━━━ Raw data
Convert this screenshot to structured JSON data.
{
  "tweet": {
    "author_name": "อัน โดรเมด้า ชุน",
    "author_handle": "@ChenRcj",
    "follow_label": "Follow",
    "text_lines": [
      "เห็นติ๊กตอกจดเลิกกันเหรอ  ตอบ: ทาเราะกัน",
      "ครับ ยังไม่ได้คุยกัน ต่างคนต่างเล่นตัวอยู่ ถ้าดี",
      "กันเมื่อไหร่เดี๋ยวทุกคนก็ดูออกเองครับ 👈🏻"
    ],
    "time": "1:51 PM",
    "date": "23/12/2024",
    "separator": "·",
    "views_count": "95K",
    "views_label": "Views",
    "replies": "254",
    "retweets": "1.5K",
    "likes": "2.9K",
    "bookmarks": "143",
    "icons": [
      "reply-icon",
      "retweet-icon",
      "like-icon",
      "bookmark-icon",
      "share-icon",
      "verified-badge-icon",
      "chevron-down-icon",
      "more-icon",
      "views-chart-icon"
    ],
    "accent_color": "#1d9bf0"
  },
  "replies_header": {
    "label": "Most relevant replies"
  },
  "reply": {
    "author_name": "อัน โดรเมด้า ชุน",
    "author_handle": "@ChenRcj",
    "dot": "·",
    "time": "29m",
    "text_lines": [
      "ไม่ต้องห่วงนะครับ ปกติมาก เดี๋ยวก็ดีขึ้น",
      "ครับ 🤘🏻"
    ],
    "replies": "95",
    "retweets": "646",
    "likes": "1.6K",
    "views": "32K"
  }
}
━━━━━━
=== Prompt ===
Transcribe every entry exactly, omitting nothing.

=== Answer to this problem ===
Convert this screenshot to structured JSON data.
{
  "tweet": {
    "author_name": "อัน โดรเมด้า ชุน",
    "author_handle": "@ChenRcj",
    "follow_label": "Follow",
    "text_lines": [
      "เห็นติ๊กตอกจดเลิกกันเหรอ  ตอบ: ทาเราะกัน",
      "ครับ ยังไม่ได้คุยกัน ต่างคนต่างเล่นตัวอยู่ ถ้าดี",
      "กันเมื่อไหร่เดี๋ยวทุกคนก็ดูออกเองครับ 👈🏻"
    ],
    "time": "1:51 PM",
    "date": "23/12/2024",
    "separator": "·",
    "views_count": "95K",
    "views_label": "Views",
    "replies": "254",
    "retweets": "1.5K",
    "likes": "2.9K",
    "bookmarks": "143",
    "icons": [
      "reply-icon",
      "retweet-icon",
      "like-icon",
      "bookmark-icon",
      "share-icon",
      "verified-badge-icon",
      "chevron-down-icon",
      "more-icon",
      "views-chart-icon"
    ],
    "accent_color": "#1d9bf0"
  },
  "replies_header": {
    "label": "Most relevant replies"
  },
  "reply": {
    "author_name": "อัน โดรเมด้า ชุน",
    "author_handle": "@ChenRcj",
    "dot": "·",
    "time": "29m",
    "text_lines": [
      "ไม่ต้องห่วงนะครับ ปกติมาก เดี๋ยวก็ดีขึ้น",
      "ครับ 🤘🏻"
    ],
    "replies": "95",
    "retweets": "646",
    "likes": "1.6K",
    "views": "32K"
  }
}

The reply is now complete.